SET PROBLEM: Which lines contain the string "good"? Please list every one of them.

RECORD EXTRACTS:
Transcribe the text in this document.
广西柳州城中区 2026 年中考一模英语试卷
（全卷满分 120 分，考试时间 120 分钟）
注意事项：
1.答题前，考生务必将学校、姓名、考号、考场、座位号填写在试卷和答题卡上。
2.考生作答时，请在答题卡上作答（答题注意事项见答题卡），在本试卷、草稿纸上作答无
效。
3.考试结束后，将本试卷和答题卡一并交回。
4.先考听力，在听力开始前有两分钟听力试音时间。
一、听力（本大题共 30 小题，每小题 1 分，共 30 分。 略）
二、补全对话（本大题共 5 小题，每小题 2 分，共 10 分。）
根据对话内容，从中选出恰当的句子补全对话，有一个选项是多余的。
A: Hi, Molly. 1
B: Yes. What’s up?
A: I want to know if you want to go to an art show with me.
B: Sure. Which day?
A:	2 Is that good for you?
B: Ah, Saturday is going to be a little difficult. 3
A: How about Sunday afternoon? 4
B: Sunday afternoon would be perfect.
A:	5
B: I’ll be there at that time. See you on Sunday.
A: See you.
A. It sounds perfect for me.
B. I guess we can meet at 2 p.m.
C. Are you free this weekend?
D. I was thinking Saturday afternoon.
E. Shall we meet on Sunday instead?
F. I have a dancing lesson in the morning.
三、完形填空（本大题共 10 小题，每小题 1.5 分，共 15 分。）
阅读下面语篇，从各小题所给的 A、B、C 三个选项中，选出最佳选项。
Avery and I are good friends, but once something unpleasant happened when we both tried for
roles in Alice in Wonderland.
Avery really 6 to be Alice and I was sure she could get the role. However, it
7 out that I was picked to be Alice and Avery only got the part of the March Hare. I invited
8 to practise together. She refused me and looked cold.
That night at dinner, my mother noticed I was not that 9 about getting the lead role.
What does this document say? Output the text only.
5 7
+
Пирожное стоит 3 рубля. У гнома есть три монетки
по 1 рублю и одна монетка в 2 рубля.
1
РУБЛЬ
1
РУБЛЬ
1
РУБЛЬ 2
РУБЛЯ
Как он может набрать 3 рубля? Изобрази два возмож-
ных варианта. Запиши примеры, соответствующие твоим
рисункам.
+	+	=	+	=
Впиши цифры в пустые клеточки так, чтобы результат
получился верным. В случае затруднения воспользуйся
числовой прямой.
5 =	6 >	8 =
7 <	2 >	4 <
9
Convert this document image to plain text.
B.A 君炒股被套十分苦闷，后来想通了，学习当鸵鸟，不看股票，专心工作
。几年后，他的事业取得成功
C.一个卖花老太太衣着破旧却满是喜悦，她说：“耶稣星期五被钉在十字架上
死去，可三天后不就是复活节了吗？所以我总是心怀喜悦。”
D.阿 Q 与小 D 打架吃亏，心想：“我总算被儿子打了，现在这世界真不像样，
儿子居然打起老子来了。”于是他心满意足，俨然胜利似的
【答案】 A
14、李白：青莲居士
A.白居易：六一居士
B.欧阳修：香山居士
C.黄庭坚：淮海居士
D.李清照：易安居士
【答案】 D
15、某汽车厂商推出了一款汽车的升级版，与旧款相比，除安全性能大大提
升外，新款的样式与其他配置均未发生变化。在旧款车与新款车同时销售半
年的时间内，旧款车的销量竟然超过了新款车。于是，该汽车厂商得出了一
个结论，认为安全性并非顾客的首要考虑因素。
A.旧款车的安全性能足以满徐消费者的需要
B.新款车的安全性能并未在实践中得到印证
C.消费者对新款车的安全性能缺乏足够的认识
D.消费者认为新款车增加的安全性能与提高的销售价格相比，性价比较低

FULL RESPONSE:
A:	2 Is that good for you?
Avery and I are good friends, but once something unpleasant happened when we both tried for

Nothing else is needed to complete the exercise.